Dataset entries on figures

-- begin --

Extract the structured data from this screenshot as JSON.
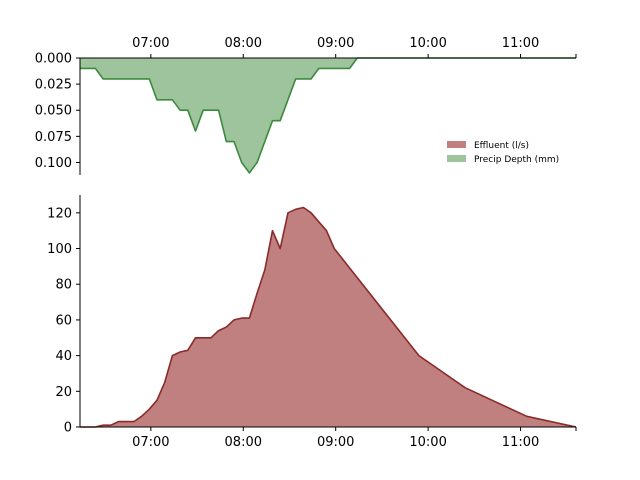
{
  "chart_data": [
    {
      "type": "area",
      "panel": "top",
      "y_inverted": true,
      "x_domain": [
        "06:14",
        "11:36"
      ],
      "ylim": [
        0.112,
        0
      ],
      "x_ticks": [
        "07:00",
        "08:00",
        "09:00",
        "10:00",
        "11:00"
      ],
      "y_ticks": [
        "0.000",
        "0.025",
        "0.050",
        "0.075",
        "0.100"
      ],
      "y_tick_values": [
        0,
        0.025,
        0.05,
        0.075,
        0.1
      ],
      "series": [
        {
          "name": "Precip Depth (mm)",
          "color": "#9dc49d",
          "line_color": "#3c8a3c",
          "x": [
            "06:14",
            "06:24",
            "06:29",
            "06:34",
            "06:59",
            "07:04",
            "07:14",
            "07:19",
            "07:24",
            "07:29",
            "07:34",
            "07:44",
            "07:49",
            "07:54",
            "07:59",
            "08:04",
            "08:09",
            "08:19",
            "08:24",
            "08:34",
            "08:44",
            "08:49",
            "09:09",
            "09:14",
            "11:36"
          ],
          "values": [
            0.01,
            0.01,
            0.02,
            0.02,
            0.02,
            0.04,
            0.04,
            0.05,
            0.05,
            0.07,
            0.05,
            0.05,
            0.08,
            0.08,
            0.1,
            0.11,
            0.1,
            0.06,
            0.06,
            0.02,
            0.02,
            0.01,
            0.01,
            0,
            0
          ]
        }
      ]
    },
    {
      "type": "area",
      "panel": "bottom",
      "x_domain": [
        "06:14",
        "11:36"
      ],
      "ylim": [
        0,
        130
      ],
      "x_ticks": [
        "07:00",
        "08:00",
        "09:00",
        "10:00",
        "11:00"
      ],
      "y_ticks": [
        "0",
        "20",
        "40",
        "60",
        "80",
        "100",
        "120"
      ],
      "y_tick_values": [
        0,
        20,
        40,
        60,
        80,
        100,
        120
      ],
      "series": [
        {
          "name": "Effluent (l/s)",
          "color": "#c08080",
          "line_color": "#8b2a2a",
          "x": [
            "06:14",
            "06:24",
            "06:29",
            "06:34",
            "06:39",
            "06:49",
            "06:54",
            "06:59",
            "07:04",
            "07:09",
            "07:14",
            "07:19",
            "07:24",
            "07:29",
            "07:34",
            "07:39",
            "07:44",
            "07:49",
            "07:54",
            "07:59",
            "08:04",
            "08:09",
            "08:14",
            "08:19",
            "08:24",
            "08:29",
            "08:34",
            "08:39",
            "08:44",
            "08:49",
            "08:54",
            "08:59",
            "09:54",
            "10:24",
            "11:04",
            "11:36"
          ],
          "values": [
            0,
            0,
            1,
            1,
            3,
            3,
            6,
            10,
            15,
            25,
            40,
            42,
            43,
            50,
            50,
            50,
            54,
            56,
            60,
            61,
            61,
            75,
            88,
            110,
            100,
            120,
            122,
            123,
            120,
            115,
            110,
            100,
            40,
            22,
            6,
            0
          ]
        }
      ]
    }
  ],
  "legend": {
    "position": "right",
    "entries": [
      {
        "label": "Effluent (l/s)",
        "color": "#c08080"
      },
      {
        "label": "Precip Depth (mm)",
        "color": "#9dc49d"
      }
    ]
  }
}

-- end --

* [Exercise objective] Identify and copy lines that hold the string "Precip".

* [Task response]
          "name": "Precip Depth (mm)",
        "label": "Precip Depth (mm)",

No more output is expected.